● **REQUIRED TASK**
Write out the records below once more, exactly as they stand.

● **DATASET CONTENT**

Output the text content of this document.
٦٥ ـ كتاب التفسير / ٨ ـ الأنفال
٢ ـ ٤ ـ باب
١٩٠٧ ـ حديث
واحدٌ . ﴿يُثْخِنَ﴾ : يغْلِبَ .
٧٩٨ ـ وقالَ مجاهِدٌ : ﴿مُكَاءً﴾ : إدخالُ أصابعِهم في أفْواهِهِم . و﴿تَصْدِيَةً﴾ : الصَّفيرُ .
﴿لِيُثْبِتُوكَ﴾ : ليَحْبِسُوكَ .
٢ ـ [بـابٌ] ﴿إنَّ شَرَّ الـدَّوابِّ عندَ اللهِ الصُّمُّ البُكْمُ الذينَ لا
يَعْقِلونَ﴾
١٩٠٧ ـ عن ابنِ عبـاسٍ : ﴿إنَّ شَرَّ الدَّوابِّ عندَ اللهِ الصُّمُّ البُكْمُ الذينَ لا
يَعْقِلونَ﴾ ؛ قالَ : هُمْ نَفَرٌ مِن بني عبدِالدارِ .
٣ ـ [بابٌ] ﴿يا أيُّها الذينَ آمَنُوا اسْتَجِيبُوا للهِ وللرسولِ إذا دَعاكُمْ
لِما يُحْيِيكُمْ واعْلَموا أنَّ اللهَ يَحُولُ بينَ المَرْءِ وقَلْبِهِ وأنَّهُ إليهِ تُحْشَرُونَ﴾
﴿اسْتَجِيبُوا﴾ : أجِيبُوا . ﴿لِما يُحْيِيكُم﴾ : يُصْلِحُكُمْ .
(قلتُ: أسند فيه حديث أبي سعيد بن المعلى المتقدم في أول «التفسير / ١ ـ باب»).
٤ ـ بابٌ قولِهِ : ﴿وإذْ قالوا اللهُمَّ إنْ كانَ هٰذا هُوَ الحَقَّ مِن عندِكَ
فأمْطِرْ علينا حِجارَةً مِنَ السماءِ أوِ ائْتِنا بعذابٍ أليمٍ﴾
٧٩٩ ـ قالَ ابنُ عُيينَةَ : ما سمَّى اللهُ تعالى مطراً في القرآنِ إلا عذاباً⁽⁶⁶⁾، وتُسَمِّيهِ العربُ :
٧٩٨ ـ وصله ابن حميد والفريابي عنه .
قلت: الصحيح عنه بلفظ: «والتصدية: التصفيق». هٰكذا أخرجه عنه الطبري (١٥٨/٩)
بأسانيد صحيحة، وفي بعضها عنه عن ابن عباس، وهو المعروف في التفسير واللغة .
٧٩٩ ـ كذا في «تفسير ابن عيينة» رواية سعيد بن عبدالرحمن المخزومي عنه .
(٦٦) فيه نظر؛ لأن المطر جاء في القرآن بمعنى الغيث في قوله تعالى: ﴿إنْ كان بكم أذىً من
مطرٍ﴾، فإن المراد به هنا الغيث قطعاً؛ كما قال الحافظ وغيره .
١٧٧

● **RESPONSE FOR THIS EXERCISE**
Output the text content of this document.
٦٥ ـ كتاب التفسير / ٨ ـ الأنفال
٢ ـ ٤ ـ باب
١٩٠٧ ـ حديث
واحدٌ . ﴿يُثْخِنَ﴾ : يغْلِبَ .
٧٩٨ ـ وقالَ مجاهِدٌ : ﴿مُكَاءً﴾ : إدخالُ أصابعِهم في أفْواهِهِم . و﴿تَصْدِيَةً﴾ : الصَّفيرُ .
﴿لِيُثْبِتُوكَ﴾ : ليَحْبِسُوكَ .
٢ ـ [بـابٌ] ﴿إنَّ شَرَّ الـدَّوابِّ عندَ اللهِ الصُّمُّ البُكْمُ الذينَ لا
يَعْقِلونَ﴾
١٩٠٧ ـ عن ابنِ عبـاسٍ : ﴿إنَّ شَرَّ الدَّوابِّ عندَ اللهِ الصُّمُّ البُكْمُ الذينَ لا
يَعْقِلونَ﴾ ؛ قالَ : هُمْ نَفَرٌ مِن بني عبدِالدارِ .
٣ ـ [بابٌ] ﴿يا أيُّها الذينَ آمَنُوا اسْتَجِيبُوا للهِ وللرسولِ إذا دَعاكُمْ
لِما يُحْيِيكُمْ واعْلَموا أنَّ اللهَ يَحُولُ بينَ المَرْءِ وقَلْبِهِ وأنَّهُ إليهِ تُحْشَرُونَ﴾
﴿اسْتَجِيبُوا﴾ : أجِيبُوا . ﴿لِما يُحْيِيكُم﴾ : يُصْلِحُكُمْ .
(قلتُ: أسند فيه حديث أبي سعيد بن المعلى المتقدم في أول «التفسير / ١ ـ باب»).
٤ ـ بابٌ قولِهِ : ﴿وإذْ قالوا اللهُمَّ إنْ كانَ هٰذا هُوَ الحَقَّ مِن عندِكَ
فأمْطِرْ علينا حِجارَةً مِنَ السماءِ أوِ ائْتِنا بعذابٍ أليمٍ﴾
٧٩٩ ـ قالَ ابنُ عُيينَةَ : ما سمَّى اللهُ تعالى مطراً في القرآنِ إلا عذاباً⁽⁶⁶⁾، وتُسَمِّيهِ العربُ :
٧٩٨ ـ وصله ابن حميد والفريابي عنه .
قلت: الصحيح عنه بلفظ: «والتصدية: التصفيق». هٰكذا أخرجه عنه الطبري (١٥٨/٩)
بأسانيد صحيحة، وفي بعضها عنه عن ابن عباس، وهو المعروف في التفسير واللغة .
٧٩٩ ـ كذا في «تفسير ابن عيينة» رواية سعيد بن عبدالرحمن المخزومي عنه .
(٦٦) فيه نظر؛ لأن المطر جاء في القرآن بمعنى الغيث في قوله تعالى: ﴿إنْ كان بكم أذىً من
مطرٍ﴾، فإن المراد به هنا الغيث قطعاً؛ كما قال الحافظ وغيره .
١٧٧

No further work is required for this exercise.